━━━ Recorded data ━━━

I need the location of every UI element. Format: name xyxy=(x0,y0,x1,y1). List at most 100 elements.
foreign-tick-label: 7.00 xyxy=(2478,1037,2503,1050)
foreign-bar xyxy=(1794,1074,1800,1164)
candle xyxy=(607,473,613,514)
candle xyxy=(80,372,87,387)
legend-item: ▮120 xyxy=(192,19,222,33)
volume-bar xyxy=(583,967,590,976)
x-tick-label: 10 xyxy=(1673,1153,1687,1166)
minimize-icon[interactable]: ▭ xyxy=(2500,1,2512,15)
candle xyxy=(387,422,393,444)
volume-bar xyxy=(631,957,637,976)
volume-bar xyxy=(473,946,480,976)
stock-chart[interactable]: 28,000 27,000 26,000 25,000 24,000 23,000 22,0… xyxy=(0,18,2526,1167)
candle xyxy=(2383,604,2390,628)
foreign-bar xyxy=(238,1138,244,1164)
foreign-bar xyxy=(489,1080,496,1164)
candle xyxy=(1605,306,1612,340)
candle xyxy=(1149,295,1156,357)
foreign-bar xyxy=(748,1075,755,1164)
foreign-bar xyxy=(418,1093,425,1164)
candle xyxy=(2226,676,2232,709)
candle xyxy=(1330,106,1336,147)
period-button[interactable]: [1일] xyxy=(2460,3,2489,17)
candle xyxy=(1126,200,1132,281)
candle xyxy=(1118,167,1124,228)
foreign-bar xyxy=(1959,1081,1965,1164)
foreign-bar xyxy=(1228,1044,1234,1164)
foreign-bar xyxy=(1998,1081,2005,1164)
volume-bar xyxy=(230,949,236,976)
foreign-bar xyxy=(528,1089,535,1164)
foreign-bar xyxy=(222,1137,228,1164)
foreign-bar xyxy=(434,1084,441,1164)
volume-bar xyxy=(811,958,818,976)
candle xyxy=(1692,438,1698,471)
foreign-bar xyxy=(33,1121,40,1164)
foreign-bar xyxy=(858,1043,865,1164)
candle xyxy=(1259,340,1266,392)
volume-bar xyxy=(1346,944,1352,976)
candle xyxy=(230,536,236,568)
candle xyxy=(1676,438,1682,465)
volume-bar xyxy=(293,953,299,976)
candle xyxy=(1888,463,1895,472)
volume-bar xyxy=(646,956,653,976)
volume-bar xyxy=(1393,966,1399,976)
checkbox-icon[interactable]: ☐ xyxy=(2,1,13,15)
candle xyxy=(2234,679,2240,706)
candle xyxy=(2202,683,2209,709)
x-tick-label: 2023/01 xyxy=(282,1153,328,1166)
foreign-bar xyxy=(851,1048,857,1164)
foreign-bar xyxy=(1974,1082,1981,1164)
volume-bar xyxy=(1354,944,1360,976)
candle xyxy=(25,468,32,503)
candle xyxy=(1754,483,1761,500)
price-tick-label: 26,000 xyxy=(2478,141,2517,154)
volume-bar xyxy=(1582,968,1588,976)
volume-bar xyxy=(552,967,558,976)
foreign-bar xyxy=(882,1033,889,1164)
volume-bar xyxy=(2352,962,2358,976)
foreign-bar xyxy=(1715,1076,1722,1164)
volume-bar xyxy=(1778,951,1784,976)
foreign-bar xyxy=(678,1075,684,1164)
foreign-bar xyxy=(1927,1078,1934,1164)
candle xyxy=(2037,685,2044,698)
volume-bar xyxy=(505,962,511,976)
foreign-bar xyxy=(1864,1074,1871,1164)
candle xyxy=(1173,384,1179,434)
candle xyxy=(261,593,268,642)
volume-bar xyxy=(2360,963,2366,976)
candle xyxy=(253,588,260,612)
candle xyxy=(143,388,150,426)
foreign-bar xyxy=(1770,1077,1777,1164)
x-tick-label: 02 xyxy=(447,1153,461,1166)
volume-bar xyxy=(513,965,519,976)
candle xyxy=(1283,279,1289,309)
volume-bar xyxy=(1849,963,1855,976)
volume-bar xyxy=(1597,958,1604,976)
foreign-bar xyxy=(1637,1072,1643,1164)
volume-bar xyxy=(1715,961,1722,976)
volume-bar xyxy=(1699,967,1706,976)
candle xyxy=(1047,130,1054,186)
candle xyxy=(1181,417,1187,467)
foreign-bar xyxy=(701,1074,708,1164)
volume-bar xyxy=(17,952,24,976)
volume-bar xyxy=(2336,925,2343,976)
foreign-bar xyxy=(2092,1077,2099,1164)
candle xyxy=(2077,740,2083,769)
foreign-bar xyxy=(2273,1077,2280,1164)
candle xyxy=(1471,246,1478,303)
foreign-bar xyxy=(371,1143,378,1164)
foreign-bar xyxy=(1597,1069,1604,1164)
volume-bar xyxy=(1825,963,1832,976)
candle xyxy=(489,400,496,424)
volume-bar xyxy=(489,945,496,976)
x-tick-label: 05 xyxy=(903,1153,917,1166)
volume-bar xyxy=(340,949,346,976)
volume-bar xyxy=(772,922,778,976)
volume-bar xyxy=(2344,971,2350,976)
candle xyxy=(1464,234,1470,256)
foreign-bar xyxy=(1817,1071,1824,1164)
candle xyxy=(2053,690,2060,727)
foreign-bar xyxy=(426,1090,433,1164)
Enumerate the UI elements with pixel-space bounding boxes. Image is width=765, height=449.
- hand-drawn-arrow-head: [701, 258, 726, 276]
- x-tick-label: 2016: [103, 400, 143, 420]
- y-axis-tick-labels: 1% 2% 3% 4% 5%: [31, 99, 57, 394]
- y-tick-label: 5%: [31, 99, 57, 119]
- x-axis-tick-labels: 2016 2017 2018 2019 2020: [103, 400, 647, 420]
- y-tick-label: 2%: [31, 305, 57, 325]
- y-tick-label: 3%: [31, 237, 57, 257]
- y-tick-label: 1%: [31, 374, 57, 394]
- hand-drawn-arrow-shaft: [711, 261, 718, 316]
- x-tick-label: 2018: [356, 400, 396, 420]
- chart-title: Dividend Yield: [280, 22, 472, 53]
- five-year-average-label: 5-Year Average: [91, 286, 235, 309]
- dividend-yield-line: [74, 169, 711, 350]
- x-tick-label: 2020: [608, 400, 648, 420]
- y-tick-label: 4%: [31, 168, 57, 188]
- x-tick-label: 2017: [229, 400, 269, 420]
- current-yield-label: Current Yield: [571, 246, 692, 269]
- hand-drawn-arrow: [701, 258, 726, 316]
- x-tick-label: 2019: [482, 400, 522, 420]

━━━

Directions for this task
Copy out every row above, character for character, without changing anything.

Answer to this problem
I need the location of every UI element. Format: name xyxy=(x0,y0,x1,y1). List at most 100 elements.
foreign-tick-label: 7.00 xyxy=(2478,1037,2503,1050)
foreign-bar xyxy=(1794,1074,1800,1164)
candle xyxy=(607,473,613,514)
candle xyxy=(80,372,87,387)
legend-item: ▮120 xyxy=(192,19,222,33)
volume-bar xyxy=(583,967,590,976)
x-tick-label: 10 xyxy=(1673,1153,1687,1166)
minimize-icon[interactable]: ▭ xyxy=(2500,1,2512,15)
candle xyxy=(387,422,393,444)
volume-bar xyxy=(631,957,637,976)
volume-bar xyxy=(473,946,480,976)
stock-chart[interactable]: 28,000 27,000 26,000 25,000 24,000 23,000 22,0… xyxy=(0,18,2526,1167)
candle xyxy=(2383,604,2390,628)
foreign-bar xyxy=(238,1138,244,1164)
foreign-bar xyxy=(489,1080,496,1164)
candle xyxy=(1605,306,1612,340)
candle xyxy=(1149,295,1156,357)
foreign-bar xyxy=(748,1075,755,1164)
foreign-bar xyxy=(418,1093,425,1164)
candle xyxy=(2226,676,2232,709)
candle xyxy=(1330,106,1336,147)
period-button[interactable]: [1일] xyxy=(2460,3,2489,17)
candle xyxy=(1126,200,1132,281)
candle xyxy=(1118,167,1124,228)
foreign-bar xyxy=(1959,1081,1965,1164)
foreign-bar xyxy=(1228,1044,1234,1164)
foreign-bar xyxy=(1998,1081,2005,1164)
volume-bar xyxy=(230,949,236,976)
foreign-bar xyxy=(528,1089,535,1164)
foreign-bar xyxy=(222,1137,228,1164)
foreign-bar xyxy=(434,1084,441,1164)
volume-bar xyxy=(811,958,818,976)
candle xyxy=(1692,438,1698,471)
foreign-bar xyxy=(33,1121,40,1164)
foreign-bar xyxy=(858,1043,865,1164)
candle xyxy=(1259,340,1266,392)
volume-bar xyxy=(1346,944,1352,976)
candle xyxy=(230,536,236,568)
candle xyxy=(1676,438,1682,465)
volume-bar xyxy=(293,953,299,976)
candle xyxy=(1888,463,1895,472)
volume-bar xyxy=(646,956,653,976)
volume-bar xyxy=(1393,966,1399,976)
checkbox-icon[interactable]: ☐ xyxy=(2,1,13,15)
candle xyxy=(2234,679,2240,706)
candle xyxy=(2202,683,2209,709)
x-tick-label: 2023/01 xyxy=(282,1153,328,1166)
foreign-bar xyxy=(851,1048,857,1164)
foreign-bar xyxy=(1974,1082,1981,1164)
volume-bar xyxy=(1354,944,1360,976)
candle xyxy=(25,468,32,503)
candle xyxy=(1754,483,1761,500)
price-tick-label: 26,000 xyxy=(2478,141,2517,154)
volume-bar xyxy=(1582,968,1588,976)
volume-bar xyxy=(552,967,558,976)
foreign-bar xyxy=(882,1033,889,1164)
volume-bar xyxy=(2352,962,2358,976)
foreign-bar xyxy=(1715,1076,1722,1164)
volume-bar xyxy=(1778,951,1784,976)
foreign-bar xyxy=(678,1075,684,1164)
foreign-bar xyxy=(1927,1078,1934,1164)
candle xyxy=(2037,685,2044,698)
volume-bar xyxy=(505,962,511,976)
foreign-bar xyxy=(1864,1074,1871,1164)
candle xyxy=(1173,384,1179,434)
candle xyxy=(261,593,268,642)
volume-bar xyxy=(2360,963,2366,976)
candle xyxy=(253,588,260,612)
candle xyxy=(143,388,150,426)
foreign-bar xyxy=(1770,1077,1777,1164)
x-tick-label: 02 xyxy=(447,1153,461,1166)
volume-bar xyxy=(513,965,519,976)
candle xyxy=(1283,279,1289,309)
volume-bar xyxy=(1849,963,1855,976)
volume-bar xyxy=(1597,958,1604,976)
foreign-bar xyxy=(1637,1072,1643,1164)
volume-bar xyxy=(1715,961,1722,976)
volume-bar xyxy=(1699,967,1706,976)
candle xyxy=(1047,130,1054,186)
candle xyxy=(1181,417,1187,467)
foreign-bar xyxy=(701,1074,708,1164)
volume-bar xyxy=(17,952,24,976)
volume-bar xyxy=(2336,925,2343,976)
foreign-bar xyxy=(2092,1077,2099,1164)
candle xyxy=(2077,740,2083,769)
foreign-bar xyxy=(2273,1077,2280,1164)
candle xyxy=(1471,246,1478,303)
foreign-bar xyxy=(371,1143,378,1164)
foreign-bar xyxy=(1597,1069,1604,1164)
volume-bar xyxy=(1825,963,1832,976)
candle xyxy=(489,400,496,424)
volume-bar xyxy=(489,945,496,976)
x-tick-label: 05 xyxy=(903,1153,917,1166)
volume-bar xyxy=(340,949,346,976)
volume-bar xyxy=(772,922,778,976)
volume-bar xyxy=(2344,971,2350,976)
candle xyxy=(1464,234,1470,256)
foreign-bar xyxy=(1817,1071,1824,1164)
candle xyxy=(2053,690,2060,727)
foreign-bar xyxy=(426,1090,433,1164)
Enumerate the UI elements with pixel-space bounding boxes. Image is width=765, height=449.
- hand-drawn-arrow-head: [701, 258, 726, 276]
- x-tick-label: 2016: [103, 400, 143, 420]
- y-axis-tick-labels: 1% 2% 3% 4% 5%: [31, 99, 57, 394]
- y-tick-label: 5%: [31, 99, 57, 119]
- x-axis-tick-labels: 2016 2017 2018 2019 2020: [103, 400, 647, 420]
- y-tick-label: 2%: [31, 305, 57, 325]
- y-tick-label: 3%: [31, 237, 57, 257]
- y-tick-label: 1%: [31, 374, 57, 394]
- hand-drawn-arrow-shaft: [711, 261, 718, 316]
- x-tick-label: 2018: [356, 400, 396, 420]
- chart-title: Dividend Yield: [280, 22, 472, 53]
- five-year-average-label: 5-Year Average: [91, 286, 235, 309]
- dividend-yield-line: [74, 169, 711, 350]
- x-tick-label: 2020: [608, 400, 648, 420]
- y-tick-label: 4%: [31, 168, 57, 188]
- x-tick-label: 2017: [229, 400, 269, 420]
- current-yield-label: Current Yield: [571, 246, 692, 269]
- hand-drawn-arrow: [701, 258, 726, 316]
- x-tick-label: 2019: [482, 400, 522, 420]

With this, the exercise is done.